**What is expected**
Quote verbatim the lines below, beginning at the line that contains "Patent image size: (693, 893)." and stopping after the line that contains "The wall member 83 is at (487, 452).".

**Records**

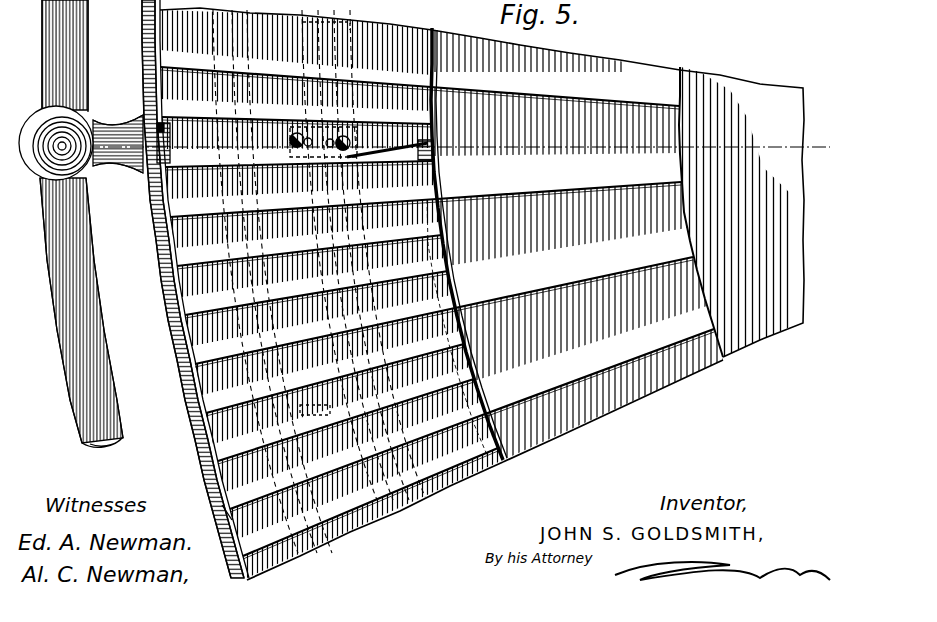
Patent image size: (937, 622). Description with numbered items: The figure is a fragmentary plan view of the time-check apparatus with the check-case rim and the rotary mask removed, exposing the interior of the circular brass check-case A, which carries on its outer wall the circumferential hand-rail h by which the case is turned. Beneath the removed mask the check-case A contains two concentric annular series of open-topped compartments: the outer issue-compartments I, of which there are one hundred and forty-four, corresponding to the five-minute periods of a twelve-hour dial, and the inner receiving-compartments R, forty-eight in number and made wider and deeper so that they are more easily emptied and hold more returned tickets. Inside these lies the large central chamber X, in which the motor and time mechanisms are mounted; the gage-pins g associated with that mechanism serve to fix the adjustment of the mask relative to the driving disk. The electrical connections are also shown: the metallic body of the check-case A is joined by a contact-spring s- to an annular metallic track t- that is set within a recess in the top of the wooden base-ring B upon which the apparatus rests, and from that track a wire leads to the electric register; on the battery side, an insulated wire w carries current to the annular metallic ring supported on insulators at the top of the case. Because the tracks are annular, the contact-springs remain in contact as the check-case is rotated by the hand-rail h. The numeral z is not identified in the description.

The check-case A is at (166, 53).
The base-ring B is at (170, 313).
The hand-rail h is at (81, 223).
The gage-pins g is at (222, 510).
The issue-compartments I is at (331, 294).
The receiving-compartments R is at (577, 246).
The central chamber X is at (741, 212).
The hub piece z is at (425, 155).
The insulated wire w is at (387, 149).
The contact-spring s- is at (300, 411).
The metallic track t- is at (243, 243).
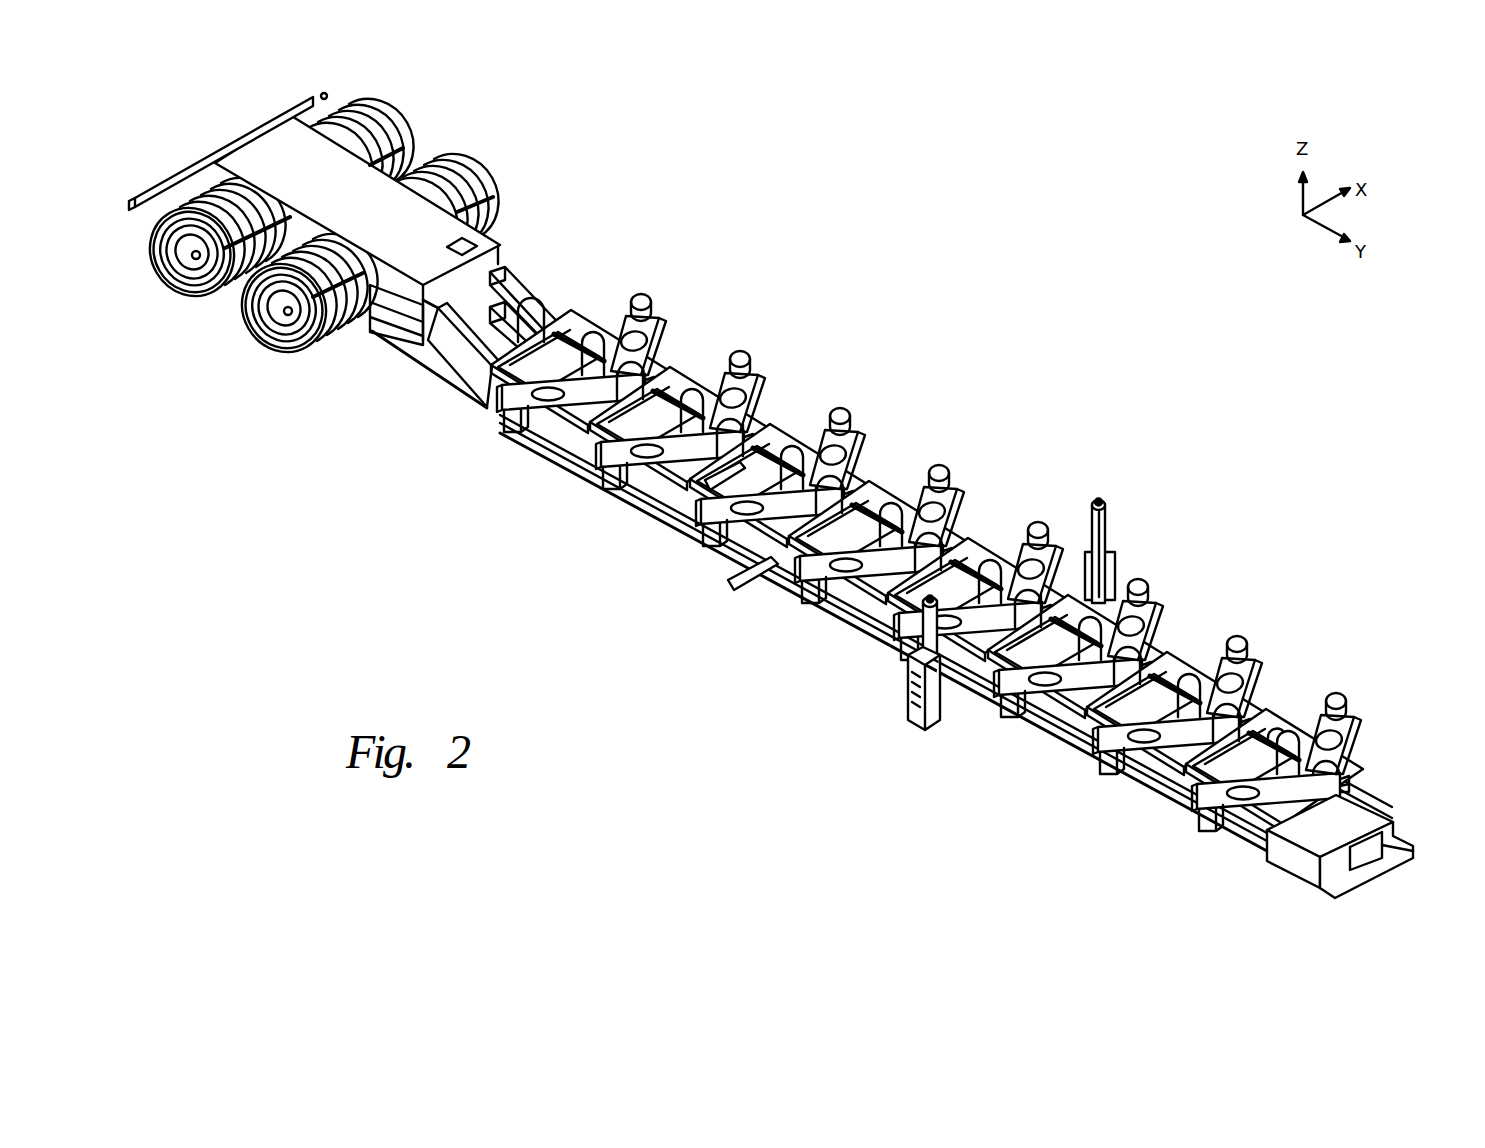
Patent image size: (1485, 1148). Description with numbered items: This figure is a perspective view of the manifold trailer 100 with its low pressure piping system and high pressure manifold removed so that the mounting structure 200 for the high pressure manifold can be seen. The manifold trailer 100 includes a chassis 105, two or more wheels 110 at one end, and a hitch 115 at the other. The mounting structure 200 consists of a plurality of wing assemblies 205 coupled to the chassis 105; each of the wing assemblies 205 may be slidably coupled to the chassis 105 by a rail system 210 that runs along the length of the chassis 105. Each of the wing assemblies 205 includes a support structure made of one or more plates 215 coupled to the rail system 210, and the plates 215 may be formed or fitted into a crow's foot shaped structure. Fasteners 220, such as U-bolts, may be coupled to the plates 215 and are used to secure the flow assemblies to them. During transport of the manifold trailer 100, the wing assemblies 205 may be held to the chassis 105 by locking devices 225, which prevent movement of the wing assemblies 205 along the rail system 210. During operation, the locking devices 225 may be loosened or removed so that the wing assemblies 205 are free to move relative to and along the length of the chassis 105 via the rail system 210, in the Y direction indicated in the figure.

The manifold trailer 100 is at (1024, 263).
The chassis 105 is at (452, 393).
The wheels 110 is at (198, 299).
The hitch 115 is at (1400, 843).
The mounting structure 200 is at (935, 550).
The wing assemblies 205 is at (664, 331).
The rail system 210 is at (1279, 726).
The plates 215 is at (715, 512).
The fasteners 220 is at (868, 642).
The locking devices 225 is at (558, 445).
==
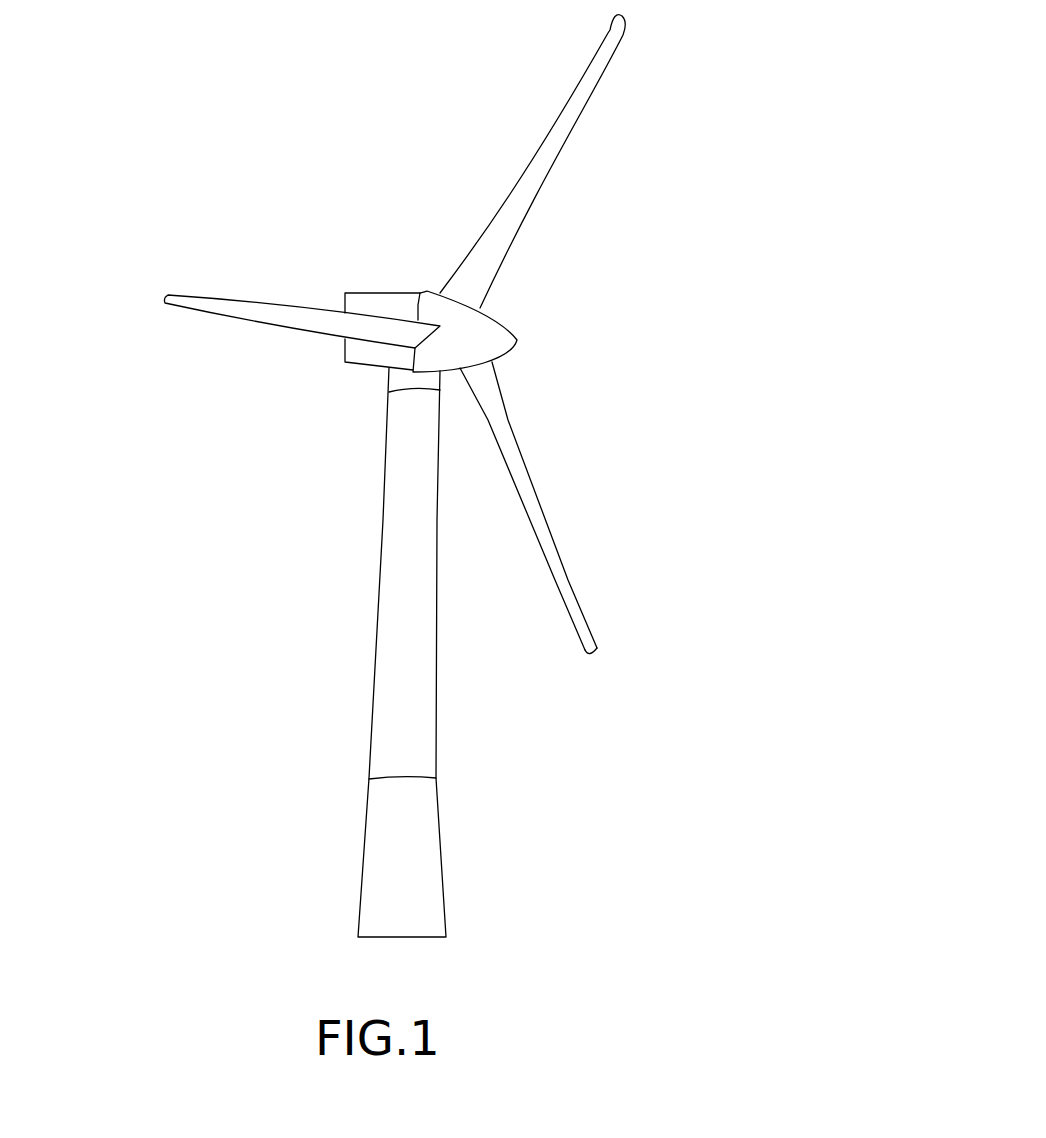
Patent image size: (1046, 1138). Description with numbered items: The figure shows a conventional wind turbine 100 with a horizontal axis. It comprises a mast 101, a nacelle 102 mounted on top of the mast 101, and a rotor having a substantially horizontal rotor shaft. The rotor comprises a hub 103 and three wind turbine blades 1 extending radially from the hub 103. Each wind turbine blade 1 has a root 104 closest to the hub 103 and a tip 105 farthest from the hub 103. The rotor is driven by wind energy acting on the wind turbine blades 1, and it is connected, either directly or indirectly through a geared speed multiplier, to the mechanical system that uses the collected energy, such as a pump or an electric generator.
* * *
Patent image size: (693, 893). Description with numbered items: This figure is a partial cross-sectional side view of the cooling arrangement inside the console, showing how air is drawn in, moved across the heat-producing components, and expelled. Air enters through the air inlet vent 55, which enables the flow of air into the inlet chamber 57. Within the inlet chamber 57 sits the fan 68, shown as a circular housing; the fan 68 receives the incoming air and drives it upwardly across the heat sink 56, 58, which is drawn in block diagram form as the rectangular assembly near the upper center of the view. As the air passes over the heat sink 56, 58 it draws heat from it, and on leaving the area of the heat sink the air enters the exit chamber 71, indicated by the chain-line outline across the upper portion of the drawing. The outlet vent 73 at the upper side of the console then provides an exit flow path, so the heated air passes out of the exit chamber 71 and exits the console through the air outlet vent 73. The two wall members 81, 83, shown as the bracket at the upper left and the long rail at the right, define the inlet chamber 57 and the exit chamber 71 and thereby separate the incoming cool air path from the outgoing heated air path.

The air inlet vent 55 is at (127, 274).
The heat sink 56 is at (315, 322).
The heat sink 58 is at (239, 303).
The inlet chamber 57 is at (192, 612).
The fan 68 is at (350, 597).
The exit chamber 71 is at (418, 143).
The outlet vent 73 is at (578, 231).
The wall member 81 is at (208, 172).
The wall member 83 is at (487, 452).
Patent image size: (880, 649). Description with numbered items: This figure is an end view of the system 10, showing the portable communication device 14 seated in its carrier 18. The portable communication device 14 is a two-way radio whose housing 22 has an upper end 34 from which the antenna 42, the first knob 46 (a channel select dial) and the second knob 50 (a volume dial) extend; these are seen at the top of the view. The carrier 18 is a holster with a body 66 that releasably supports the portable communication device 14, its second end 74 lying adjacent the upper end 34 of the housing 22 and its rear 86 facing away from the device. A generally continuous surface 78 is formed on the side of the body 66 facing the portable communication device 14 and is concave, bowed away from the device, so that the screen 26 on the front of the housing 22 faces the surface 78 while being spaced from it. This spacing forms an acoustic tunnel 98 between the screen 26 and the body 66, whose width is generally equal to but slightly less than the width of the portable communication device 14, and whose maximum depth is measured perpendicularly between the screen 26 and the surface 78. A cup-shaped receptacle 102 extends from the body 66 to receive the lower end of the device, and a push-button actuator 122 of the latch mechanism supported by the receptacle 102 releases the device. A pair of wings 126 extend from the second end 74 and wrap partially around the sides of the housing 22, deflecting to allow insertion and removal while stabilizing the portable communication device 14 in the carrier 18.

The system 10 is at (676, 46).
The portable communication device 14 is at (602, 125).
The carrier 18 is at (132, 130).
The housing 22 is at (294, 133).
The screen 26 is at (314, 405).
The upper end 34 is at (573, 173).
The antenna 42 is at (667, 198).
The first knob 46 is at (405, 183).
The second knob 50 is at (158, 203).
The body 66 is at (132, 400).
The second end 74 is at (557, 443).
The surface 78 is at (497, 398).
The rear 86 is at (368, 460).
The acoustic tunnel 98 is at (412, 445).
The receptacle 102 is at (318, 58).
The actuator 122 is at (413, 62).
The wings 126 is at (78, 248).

**Exercise output**
Patent image size: (693, 893). Description with numbered items: This figure is a partial cross-sectional side view of the cooling arrangement inside the console, showing how air is drawn in, moved across the heat-producing components, and expelled. Air enters through the air inlet vent 55, which enables the flow of air into the inlet chamber 57. Within the inlet chamber 57 sits the fan 68, shown as a circular housing; the fan 68 receives the incoming air and drives it upwardly across the heat sink 56, 58, which is drawn in block diagram form as the rectangular assembly near the upper center of the view. As the air passes over the heat sink 56, 58 it draws heat from it, and on leaving the area of the heat sink the air enters the exit chamber 71, indicated by the chain-line outline across the upper portion of the drawing. The outlet vent 73 at the upper side of the console then provides an exit flow path, so the heated air passes out of the exit chamber 71 and exits the console through the air outlet vent 73. The two wall members 81, 83, shown as the bracket at the upper left and the long rail at the right, define the inlet chamber 57 and the exit chamber 71 and thereby separate the incoming cool air path from the outgoing heated air path.

The air inlet vent 55 is at (127, 274).
The heat sink 56 is at (315, 322).
The heat sink 58 is at (239, 303).
The inlet chamber 57 is at (192, 612).
The fan 68 is at (350, 597).
The exit chamber 71 is at (418, 143).
The outlet vent 73 is at (578, 231).
The wall member 81 is at (208, 172).
The wall member 83 is at (487, 452).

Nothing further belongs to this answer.